* Task: Print the whole listing exactly.

* Listing:
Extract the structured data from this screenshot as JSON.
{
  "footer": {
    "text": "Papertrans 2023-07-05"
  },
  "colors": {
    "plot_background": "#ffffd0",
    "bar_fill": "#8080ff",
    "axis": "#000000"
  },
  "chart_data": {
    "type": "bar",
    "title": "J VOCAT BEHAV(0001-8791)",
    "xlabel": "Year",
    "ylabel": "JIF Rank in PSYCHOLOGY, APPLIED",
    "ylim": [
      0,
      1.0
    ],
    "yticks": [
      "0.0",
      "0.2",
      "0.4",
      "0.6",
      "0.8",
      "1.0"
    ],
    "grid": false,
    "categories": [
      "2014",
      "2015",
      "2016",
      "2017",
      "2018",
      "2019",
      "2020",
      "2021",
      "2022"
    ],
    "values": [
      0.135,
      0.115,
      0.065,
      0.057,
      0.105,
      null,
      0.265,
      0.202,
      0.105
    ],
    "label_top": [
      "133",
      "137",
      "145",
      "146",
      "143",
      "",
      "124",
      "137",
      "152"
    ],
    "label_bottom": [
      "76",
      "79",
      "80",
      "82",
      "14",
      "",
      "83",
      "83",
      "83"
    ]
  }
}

* Completed task:
Extract the structured data from this screenshot as JSON.
{
  "footer": {
    "text": "Papertrans 2023-07-05"
  },
  "colors": {
    "plot_background": "#ffffd0",
    "bar_fill": "#8080ff",
    "axis": "#000000"
  },
  "chart_data": {
    "type": "bar",
    "title": "J VOCAT BEHAV(0001-8791)",
    "xlabel": "Year",
    "ylabel": "JIF Rank in PSYCHOLOGY, APPLIED",
    "ylim": [
      0,
      1.0
    ],
    "yticks": [
      "0.0",
      "0.2",
      "0.4",
      "0.6",
      "0.8",
      "1.0"
    ],
    "grid": false,
    "categories": [
      "2014",
      "2015",
      "2016",
      "2017",
      "2018",
      "2019",
      "2020",
      "2021",
      "2022"
    ],
    "values": [
      0.135,
      0.115,
      0.065,
      0.057,
      0.105,
      null,
      0.265,
      0.202,
      0.105
    ],
    "label_top": [
      "133",
      "137",
      "145",
      "146",
      "143",
      "",
      "124",
      "137",
      "152"
    ],
    "label_bottom": [
      "76",
      "79",
      "80",
      "82",
      "14",
      "",
      "83",
      "83",
      "83"
    ]
  }
}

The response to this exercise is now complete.